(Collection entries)
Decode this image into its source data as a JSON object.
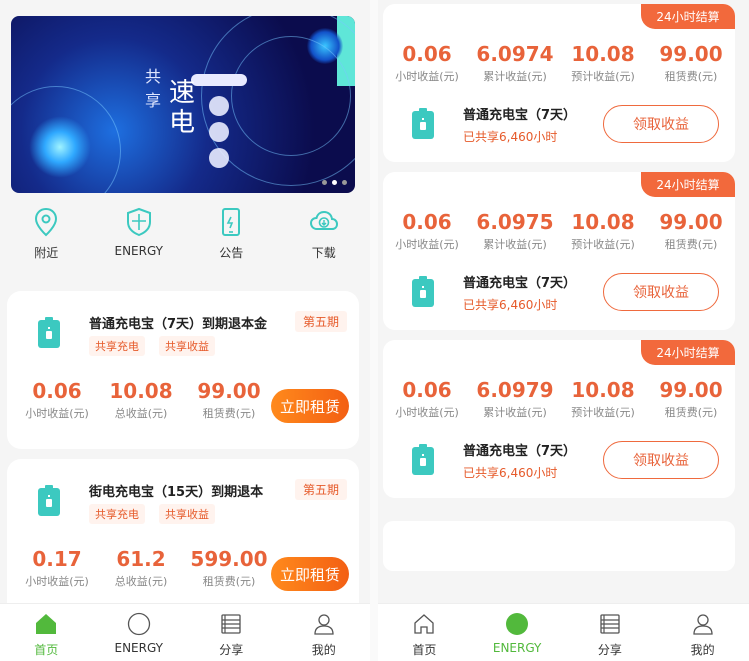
{
  "left": {
    "banner": {
      "char_1": "共",
      "char_2": "享",
      "char_3": "速",
      "char_4": "电"
    },
    "quicknav": [
      {
        "label": "附近",
        "icon": "location-pin-icon"
      },
      {
        "label": "ENERGY",
        "icon": "shield-icon"
      },
      {
        "label": "公告",
        "icon": "phone-notice-icon"
      },
      {
        "label": "下载",
        "icon": "cloud-download-icon"
      }
    ],
    "products": [
      {
        "name": "普通充电宝（7天）到期退本金",
        "period": "第五期",
        "tags": [
          "共享充电",
          "共享收益"
        ],
        "stats": [
          {
            "value": "0.06",
            "label": "小时收益(元)"
          },
          {
            "value": "10.08",
            "label": "总收益(元)"
          },
          {
            "value": "99.00",
            "label": "租赁费(元)"
          }
        ],
        "button": "立即租赁"
      },
      {
        "name": "街电充电宝（15天）到期退本",
        "period": "第五期",
        "tags": [
          "共享充电",
          "共享收益"
        ],
        "stats": [
          {
            "value": "0.17",
            "label": "小时收益(元)"
          },
          {
            "value": "61.2",
            "label": "总收益(元)"
          },
          {
            "value": "599.00",
            "label": "租赁费(元)"
          }
        ],
        "button": "立即租赁"
      }
    ],
    "tabs": [
      {
        "label": "首页",
        "icon": "home-icon",
        "active": true
      },
      {
        "label": "ENERGY",
        "icon": "circle-icon",
        "active": false
      },
      {
        "label": "分享",
        "icon": "list-icon",
        "active": false
      },
      {
        "label": "我的",
        "icon": "user-icon",
        "active": false
      }
    ]
  },
  "right": {
    "cards": [
      {
        "ribbon": "24小时结算",
        "stats": [
          {
            "value": "0.06",
            "label": "小时收益(元)"
          },
          {
            "value": "6.0974",
            "label": "累计收益(元)"
          },
          {
            "value": "10.08",
            "label": "预计收益(元)"
          },
          {
            "value": "99.00",
            "label": "租赁费(元)"
          }
        ],
        "name": "普通充电宝（7天）",
        "shared": "已共享6,460小时",
        "button": "领取收益"
      },
      {
        "ribbon": "24小时结算",
        "stats": [
          {
            "value": "0.06",
            "label": "小时收益(元)"
          },
          {
            "value": "6.0975",
            "label": "累计收益(元)"
          },
          {
            "value": "10.08",
            "label": "预计收益(元)"
          },
          {
            "value": "99.00",
            "label": "租赁费(元)"
          }
        ],
        "name": "普通充电宝（7天）",
        "shared": "已共享6,460小时",
        "button": "领取收益"
      },
      {
        "ribbon": "24小时结算",
        "stats": [
          {
            "value": "0.06",
            "label": "小时收益(元)"
          },
          {
            "value": "6.0979",
            "label": "累计收益(元)"
          },
          {
            "value": "10.08",
            "label": "预计收益(元)"
          },
          {
            "value": "99.00",
            "label": "租赁费(元)"
          }
        ],
        "name": "普通充电宝（7天）",
        "shared": "已共享6,460小时",
        "button": "领取收益"
      }
    ],
    "tabs": [
      {
        "label": "首页",
        "icon": "home-icon",
        "active": false
      },
      {
        "label": "ENERGY",
        "icon": "circle-icon",
        "active": true
      },
      {
        "label": "分享",
        "icon": "list-icon",
        "active": false
      },
      {
        "label": "我的",
        "icon": "user-icon",
        "active": false
      }
    ]
  },
  "colors": {
    "accent_orange": "#e8633a",
    "ribbon": "#f2693c",
    "active_green": "#52b93c",
    "icon_teal": "#3cc9c0"
  }
}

*Required work*: Reproduce the listing exactly. Leave its pictures out.

*Task output*:
Decode this image into its source data as a JSON object.
{
  "left": {
    "banner": {
      "char_1": "共",
      "char_2": "享",
      "char_3": "速",
      "char_4": "电"
    },
    "quicknav": [
      {
        "label": "附近",
        "icon": "location-pin-icon"
      },
      {
        "label": "ENERGY",
        "icon": "shield-icon"
      },
      {
        "label": "公告",
        "icon": "phone-notice-icon"
      },
      {
        "label": "下载",
        "icon": "cloud-download-icon"
      }
    ],
    "products": [
      {
        "name": "普通充电宝（7天）到期退本金",
        "period": "第五期",
        "tags": [
          "共享充电",
          "共享收益"
        ],
        "stats": [
          {
            "value": "0.06",
            "label": "小时收益(元)"
          },
          {
            "value": "10.08",
            "label": "总收益(元)"
          },
          {
            "value": "99.00",
            "label": "租赁费(元)"
          }
        ],
        "button": "立即租赁"
      },
      {
        "name": "街电充电宝（15天）到期退本",
        "period": "第五期",
        "tags": [
          "共享充电",
          "共享收益"
        ],
        "stats": [
          {
            "value": "0.17",
            "label": "小时收益(元)"
          },
          {
            "value": "61.2",
            "label": "总收益(元)"
          },
          {
            "value": "599.00",
            "label": "租赁费(元)"
          }
        ],
        "button": "立即租赁"
      }
    ],
    "tabs": [
      {
        "label": "首页",
        "icon": "home-icon",
        "active": true
      },
      {
        "label": "ENERGY",
        "icon": "circle-icon",
        "active": false
      },
      {
        "label": "分享",
        "icon": "list-icon",
        "active": false
      },
      {
        "label": "我的",
        "icon": "user-icon",
        "active": false
      }
    ]
  },
  "right": {
    "cards": [
      {
        "ribbon": "24小时结算",
        "stats": [
          {
            "value": "0.06",
            "label": "小时收益(元)"
          },
          {
            "value": "6.0974",
            "label": "累计收益(元)"
          },
          {
            "value": "10.08",
            "label": "预计收益(元)"
          },
          {
            "value": "99.00",
            "label": "租赁费(元)"
          }
        ],
        "name": "普通充电宝（7天）",
        "shared": "已共享6,460小时",
        "button": "领取收益"
      },
      {
        "ribbon": "24小时结算",
        "stats": [
          {
            "value": "0.06",
            "label": "小时收益(元)"
          },
          {
            "value": "6.0975",
            "label": "累计收益(元)"
          },
          {
            "value": "10.08",
            "label": "预计收益(元)"
          },
          {
            "value": "99.00",
            "label": "租赁费(元)"
          }
        ],
        "name": "普通充电宝（7天）",
        "shared": "已共享6,460小时",
        "button": "领取收益"
      },
      {
        "ribbon": "24小时结算",
        "stats": [
          {
            "value": "0.06",
            "label": "小时收益(元)"
          },
          {
            "value": "6.0979",
            "label": "累计收益(元)"
          },
          {
            "value": "10.08",
            "label": "预计收益(元)"
          },
          {
            "value": "99.00",
            "label": "租赁费(元)"
          }
        ],
        "name": "普通充电宝（7天）",
        "shared": "已共享6,460小时",
        "button": "领取收益"
      }
    ],
    "tabs": [
      {
        "label": "首页",
        "icon": "home-icon",
        "active": false
      },
      {
        "label": "ENERGY",
        "icon": "circle-icon",
        "active": true
      },
      {
        "label": "分享",
        "icon": "list-icon",
        "active": false
      },
      {
        "label": "我的",
        "icon": "user-icon",
        "active": false
      }
    ]
  },
  "colors": {
    "accent_orange": "#e8633a",
    "ribbon": "#f2693c",
    "active_green": "#52b93c",
    "icon_teal": "#3cc9c0"
  }
}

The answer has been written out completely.